■ Exercise aim ■
Repeat, exactly and alone, every line from the line that contains "Serialize everything readable" to the end of the entries.

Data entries
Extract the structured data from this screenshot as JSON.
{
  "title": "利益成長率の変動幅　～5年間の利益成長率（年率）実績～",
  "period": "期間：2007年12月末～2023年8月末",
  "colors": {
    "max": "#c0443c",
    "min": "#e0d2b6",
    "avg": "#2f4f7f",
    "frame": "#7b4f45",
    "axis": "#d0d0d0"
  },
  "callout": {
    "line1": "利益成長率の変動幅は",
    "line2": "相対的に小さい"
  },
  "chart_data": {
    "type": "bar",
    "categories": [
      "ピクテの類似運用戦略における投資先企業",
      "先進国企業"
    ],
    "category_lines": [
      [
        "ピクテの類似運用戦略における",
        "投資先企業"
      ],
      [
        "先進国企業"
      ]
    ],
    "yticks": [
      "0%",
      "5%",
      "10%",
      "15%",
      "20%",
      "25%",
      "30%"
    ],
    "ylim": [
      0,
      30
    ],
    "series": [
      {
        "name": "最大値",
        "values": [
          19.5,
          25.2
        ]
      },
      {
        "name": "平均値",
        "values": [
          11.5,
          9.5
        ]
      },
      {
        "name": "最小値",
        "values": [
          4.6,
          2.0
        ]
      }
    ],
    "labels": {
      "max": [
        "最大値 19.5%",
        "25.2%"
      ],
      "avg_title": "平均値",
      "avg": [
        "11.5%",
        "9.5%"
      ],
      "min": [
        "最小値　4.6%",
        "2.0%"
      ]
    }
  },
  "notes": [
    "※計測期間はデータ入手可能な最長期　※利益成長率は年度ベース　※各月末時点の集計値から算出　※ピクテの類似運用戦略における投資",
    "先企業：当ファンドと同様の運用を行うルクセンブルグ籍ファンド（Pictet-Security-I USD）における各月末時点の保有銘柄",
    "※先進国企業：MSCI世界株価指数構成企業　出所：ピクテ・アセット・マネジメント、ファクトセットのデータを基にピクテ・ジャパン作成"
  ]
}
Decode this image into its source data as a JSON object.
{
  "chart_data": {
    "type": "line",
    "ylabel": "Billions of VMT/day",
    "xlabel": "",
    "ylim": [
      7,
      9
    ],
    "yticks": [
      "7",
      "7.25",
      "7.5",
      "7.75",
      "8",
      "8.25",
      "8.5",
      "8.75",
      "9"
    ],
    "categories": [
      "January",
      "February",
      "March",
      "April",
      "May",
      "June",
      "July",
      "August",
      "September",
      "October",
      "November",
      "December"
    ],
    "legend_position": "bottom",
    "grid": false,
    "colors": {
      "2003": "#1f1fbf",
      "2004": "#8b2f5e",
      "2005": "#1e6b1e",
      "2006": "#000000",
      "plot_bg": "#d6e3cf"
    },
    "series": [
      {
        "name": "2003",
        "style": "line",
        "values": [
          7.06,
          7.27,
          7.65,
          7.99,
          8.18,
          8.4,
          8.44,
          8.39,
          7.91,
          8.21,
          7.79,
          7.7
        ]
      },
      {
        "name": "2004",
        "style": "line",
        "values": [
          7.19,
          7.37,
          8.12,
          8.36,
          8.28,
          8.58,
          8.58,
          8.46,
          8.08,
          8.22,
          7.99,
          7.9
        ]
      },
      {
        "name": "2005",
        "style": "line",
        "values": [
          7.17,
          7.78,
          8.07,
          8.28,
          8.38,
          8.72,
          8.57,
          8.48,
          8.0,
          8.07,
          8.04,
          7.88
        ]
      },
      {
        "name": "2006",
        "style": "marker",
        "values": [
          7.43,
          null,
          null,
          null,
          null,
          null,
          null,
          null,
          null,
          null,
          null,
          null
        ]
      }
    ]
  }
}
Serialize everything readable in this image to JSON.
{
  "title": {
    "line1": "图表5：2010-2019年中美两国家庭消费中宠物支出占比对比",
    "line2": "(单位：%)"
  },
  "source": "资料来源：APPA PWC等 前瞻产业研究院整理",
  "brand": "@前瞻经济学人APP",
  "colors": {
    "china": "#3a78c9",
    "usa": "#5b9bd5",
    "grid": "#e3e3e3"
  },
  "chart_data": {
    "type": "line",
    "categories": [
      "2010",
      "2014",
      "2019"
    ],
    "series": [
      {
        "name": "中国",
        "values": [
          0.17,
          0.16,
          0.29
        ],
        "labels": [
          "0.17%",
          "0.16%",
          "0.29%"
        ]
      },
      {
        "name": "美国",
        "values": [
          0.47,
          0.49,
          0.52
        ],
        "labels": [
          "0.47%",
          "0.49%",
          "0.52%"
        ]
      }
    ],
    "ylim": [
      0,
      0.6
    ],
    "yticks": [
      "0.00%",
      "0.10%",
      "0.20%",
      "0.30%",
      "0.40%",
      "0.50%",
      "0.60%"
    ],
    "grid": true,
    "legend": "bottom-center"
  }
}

■ Result below ■
Serialize everything readable in this image to JSON.
{
  "title": {
    "line1": "图表5：2010-2019年中美两国家庭消费中宠物支出占比对比",
    "line2": "(单位：%)"
  },
  "source": "资料来源：APPA PWC等 前瞻产业研究院整理",
  "brand": "@前瞻经济学人APP",
  "colors": {
    "china": "#3a78c9",
    "usa": "#5b9bd5",
    "grid": "#e3e3e3"
  },
  "chart_data": {
    "type": "line",
    "categories": [
      "2010",
      "2014",
      "2019"
    ],
    "series": [
      {
        "name": "中国",
        "values": [
          0.17,
          0.16,
          0.29
        ],
        "labels": [
          "0.17%",
          "0.16%",
          "0.29%"
        ]
      },
      {
        "name": "美国",
        "values": [
          0.47,
          0.49,
          0.52
        ],
        "labels": [
          "0.47%",
          "0.49%",
          "0.52%"
        ]
      }
    ],
    "ylim": [
      0,
      0.6
    ],
    "yticks": [
      "0.00%",
      "0.10%",
      "0.20%",
      "0.30%",
      "0.40%",
      "0.50%",
      "0.60%"
    ],
    "grid": true,
    "legend": "bottom-center"
  }
}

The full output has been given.